* THE TASK: Copy out each line exactly as it appears.

---------- ENTRIES ----------

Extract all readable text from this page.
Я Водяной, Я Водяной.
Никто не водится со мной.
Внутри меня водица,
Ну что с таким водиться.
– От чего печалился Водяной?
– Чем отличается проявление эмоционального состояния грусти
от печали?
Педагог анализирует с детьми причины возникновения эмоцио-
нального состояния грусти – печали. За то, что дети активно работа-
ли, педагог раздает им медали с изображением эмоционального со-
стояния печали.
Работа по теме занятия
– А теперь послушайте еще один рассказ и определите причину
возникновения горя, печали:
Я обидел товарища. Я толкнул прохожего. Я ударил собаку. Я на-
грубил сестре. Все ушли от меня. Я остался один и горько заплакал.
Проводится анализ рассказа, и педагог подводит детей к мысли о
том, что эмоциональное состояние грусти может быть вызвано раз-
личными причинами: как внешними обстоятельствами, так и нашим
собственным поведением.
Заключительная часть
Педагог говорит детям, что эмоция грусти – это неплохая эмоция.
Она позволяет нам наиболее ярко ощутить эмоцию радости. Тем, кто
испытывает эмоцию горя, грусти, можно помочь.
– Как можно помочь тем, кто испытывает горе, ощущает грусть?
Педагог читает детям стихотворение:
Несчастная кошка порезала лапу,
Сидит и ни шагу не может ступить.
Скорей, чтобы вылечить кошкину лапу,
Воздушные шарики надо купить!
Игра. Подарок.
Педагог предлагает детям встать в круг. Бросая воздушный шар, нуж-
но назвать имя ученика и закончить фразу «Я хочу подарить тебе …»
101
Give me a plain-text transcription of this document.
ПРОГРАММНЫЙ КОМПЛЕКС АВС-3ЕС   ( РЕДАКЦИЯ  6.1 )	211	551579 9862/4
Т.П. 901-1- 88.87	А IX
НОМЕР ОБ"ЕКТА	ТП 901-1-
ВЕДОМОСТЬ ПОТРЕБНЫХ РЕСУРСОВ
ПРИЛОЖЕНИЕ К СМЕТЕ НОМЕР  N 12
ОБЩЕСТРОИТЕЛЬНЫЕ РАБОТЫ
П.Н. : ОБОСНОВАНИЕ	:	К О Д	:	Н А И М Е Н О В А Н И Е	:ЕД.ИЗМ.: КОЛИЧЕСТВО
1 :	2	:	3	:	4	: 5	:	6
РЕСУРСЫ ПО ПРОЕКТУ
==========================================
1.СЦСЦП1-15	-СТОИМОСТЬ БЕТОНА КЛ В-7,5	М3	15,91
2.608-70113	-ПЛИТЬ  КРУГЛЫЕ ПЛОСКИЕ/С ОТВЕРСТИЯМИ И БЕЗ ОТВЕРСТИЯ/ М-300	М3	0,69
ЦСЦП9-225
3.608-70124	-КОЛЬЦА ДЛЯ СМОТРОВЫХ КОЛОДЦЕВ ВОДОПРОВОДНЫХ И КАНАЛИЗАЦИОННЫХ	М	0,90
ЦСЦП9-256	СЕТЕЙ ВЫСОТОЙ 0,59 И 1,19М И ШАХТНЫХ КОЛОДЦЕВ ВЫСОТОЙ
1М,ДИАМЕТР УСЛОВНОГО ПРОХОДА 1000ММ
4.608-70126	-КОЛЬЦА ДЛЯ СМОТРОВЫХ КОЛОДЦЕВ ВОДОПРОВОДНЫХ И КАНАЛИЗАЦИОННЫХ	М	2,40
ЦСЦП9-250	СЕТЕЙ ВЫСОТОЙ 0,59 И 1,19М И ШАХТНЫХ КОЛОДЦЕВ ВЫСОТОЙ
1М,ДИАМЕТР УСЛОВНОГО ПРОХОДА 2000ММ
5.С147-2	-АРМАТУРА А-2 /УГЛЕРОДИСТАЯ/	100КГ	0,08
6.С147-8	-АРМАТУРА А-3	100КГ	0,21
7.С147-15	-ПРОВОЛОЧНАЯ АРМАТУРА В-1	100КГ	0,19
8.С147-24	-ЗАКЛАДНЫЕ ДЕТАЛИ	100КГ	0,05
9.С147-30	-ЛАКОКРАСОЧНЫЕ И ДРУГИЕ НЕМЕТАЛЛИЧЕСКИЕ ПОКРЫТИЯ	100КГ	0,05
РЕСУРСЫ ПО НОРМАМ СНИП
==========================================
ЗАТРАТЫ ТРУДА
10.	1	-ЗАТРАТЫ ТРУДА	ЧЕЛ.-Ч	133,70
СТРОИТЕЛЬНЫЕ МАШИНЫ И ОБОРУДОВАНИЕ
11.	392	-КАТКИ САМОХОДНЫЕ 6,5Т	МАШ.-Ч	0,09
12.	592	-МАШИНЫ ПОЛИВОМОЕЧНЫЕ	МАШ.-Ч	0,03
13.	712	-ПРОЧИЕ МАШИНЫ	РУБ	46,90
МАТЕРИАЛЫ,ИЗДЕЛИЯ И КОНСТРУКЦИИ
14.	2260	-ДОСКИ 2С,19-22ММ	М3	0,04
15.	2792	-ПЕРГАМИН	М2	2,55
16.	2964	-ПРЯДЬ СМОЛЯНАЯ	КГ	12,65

----------

* EXERCISE OUTPUT:
Extract all readable text from this page.
Я Водяной, Я Водяной.
Никто не водится со мной.
Внутри меня водица,
Ну что с таким водиться.
– От чего печалился Водяной?
– Чем отличается проявление эмоционального состояния грусти
от печали?
Педагог анализирует с детьми причины возникновения эмоцио-
нального состояния грусти – печали. За то, что дети активно работа-
ли, педагог раздает им медали с изображением эмоционального со-
стояния печали.
Работа по теме занятия
– А теперь послушайте еще один рассказ и определите причину
возникновения горя, печали:
Я обидел товарища. Я толкнул прохожего. Я ударил собаку. Я на-
грубил сестре. Все ушли от меня. Я остался один и горько заплакал.
Проводится анализ рассказа, и педагог подводит детей к мысли о
том, что эмоциональное состояние грусти может быть вызвано раз-
личными причинами: как внешними обстоятельствами, так и нашим
собственным поведением.
Заключительная часть
Педагог говорит детям, что эмоция грусти – это неплохая эмоция.
Она позволяет нам наиболее ярко ощутить эмоцию радости. Тем, кто
испытывает эмоцию горя, грусти, можно помочь.
– Как можно помочь тем, кто испытывает горе, ощущает грусть?
Педагог читает детям стихотворение:
Несчастная кошка порезала лапу,
Сидит и ни шагу не может ступить.
Скорей, чтобы вылечить кошкину лапу,
Воздушные шарики надо купить!
Игра. Подарок.
Педагог предлагает детям встать в круг. Бросая воздушный шар, нуж-
но назвать имя ученика и закончить фразу «Я хочу подарить тебе …»
101
Give me a plain-text transcription of this document.
ПРОГРАММНЫЙ КОМПЛЕКС АВС-3ЕС   ( РЕДАКЦИЯ  6.1 )	211	551579 9862/4
Т.П. 901-1- 88.87	А IX
НОМЕР ОБ"ЕКТА	ТП 901-1-
ВЕДОМОСТЬ ПОТРЕБНЫХ РЕСУРСОВ
ПРИЛОЖЕНИЕ К СМЕТЕ НОМЕР  N 12
ОБЩЕСТРОИТЕЛЬНЫЕ РАБОТЫ
П.Н. : ОБОСНОВАНИЕ	:	К О Д	:	Н А И М Е Н О В А Н И Е	:ЕД.ИЗМ.: КОЛИЧЕСТВО
1 :	2	:	3	:	4	: 5	:	6
РЕСУРСЫ ПО ПРОЕКТУ
==========================================
1.СЦСЦП1-15	-СТОИМОСТЬ БЕТОНА КЛ В-7,5	М3	15,91
2.608-70113	-ПЛИТЬ  КРУГЛЫЕ ПЛОСКИЕ/С ОТВЕРСТИЯМИ И БЕЗ ОТВЕРСТИЯ/ М-300	М3	0,69
ЦСЦП9-225
3.608-70124	-КОЛЬЦА ДЛЯ СМОТРОВЫХ КОЛОДЦЕВ ВОДОПРОВОДНЫХ И КАНАЛИЗАЦИОННЫХ	М	0,90
ЦСЦП9-256	СЕТЕЙ ВЫСОТОЙ 0,59 И 1,19М И ШАХТНЫХ КОЛОДЦЕВ ВЫСОТОЙ
1М,ДИАМЕТР УСЛОВНОГО ПРОХОДА 1000ММ
4.608-70126	-КОЛЬЦА ДЛЯ СМОТРОВЫХ КОЛОДЦЕВ ВОДОПРОВОДНЫХ И КАНАЛИЗАЦИОННЫХ	М	2,40
ЦСЦП9-250	СЕТЕЙ ВЫСОТОЙ 0,59 И 1,19М И ШАХТНЫХ КОЛОДЦЕВ ВЫСОТОЙ
1М,ДИАМЕТР УСЛОВНОГО ПРОХОДА 2000ММ
5.С147-2	-АРМАТУРА А-2 /УГЛЕРОДИСТАЯ/	100КГ	0,08
6.С147-8	-АРМАТУРА А-3	100КГ	0,21
7.С147-15	-ПРОВОЛОЧНАЯ АРМАТУРА В-1	100КГ	0,19
8.С147-24	-ЗАКЛАДНЫЕ ДЕТАЛИ	100КГ	0,05
9.С147-30	-ЛАКОКРАСОЧНЫЕ И ДРУГИЕ НЕМЕТАЛЛИЧЕСКИЕ ПОКРЫТИЯ	100КГ	0,05
РЕСУРСЫ ПО НОРМАМ СНИП
==========================================
ЗАТРАТЫ ТРУДА
10.	1	-ЗАТРАТЫ ТРУДА	ЧЕЛ.-Ч	133,70
СТРОИТЕЛЬНЫЕ МАШИНЫ И ОБОРУДОВАНИЕ
11.	392	-КАТКИ САМОХОДНЫЕ 6,5Т	МАШ.-Ч	0,09
12.	592	-МАШИНЫ ПОЛИВОМОЕЧНЫЕ	МАШ.-Ч	0,03
13.	712	-ПРОЧИЕ МАШИНЫ	РУБ	46,90
МАТЕРИАЛЫ,ИЗДЕЛИЯ И КОНСТРУКЦИИ
14.	2260	-ДОСКИ 2С,19-22ММ	М3	0,04
15.	2792	-ПЕРГАМИН	М2	2,55
16.	2964	-ПРЯДЬ СМОЛЯНАЯ	КГ	12,65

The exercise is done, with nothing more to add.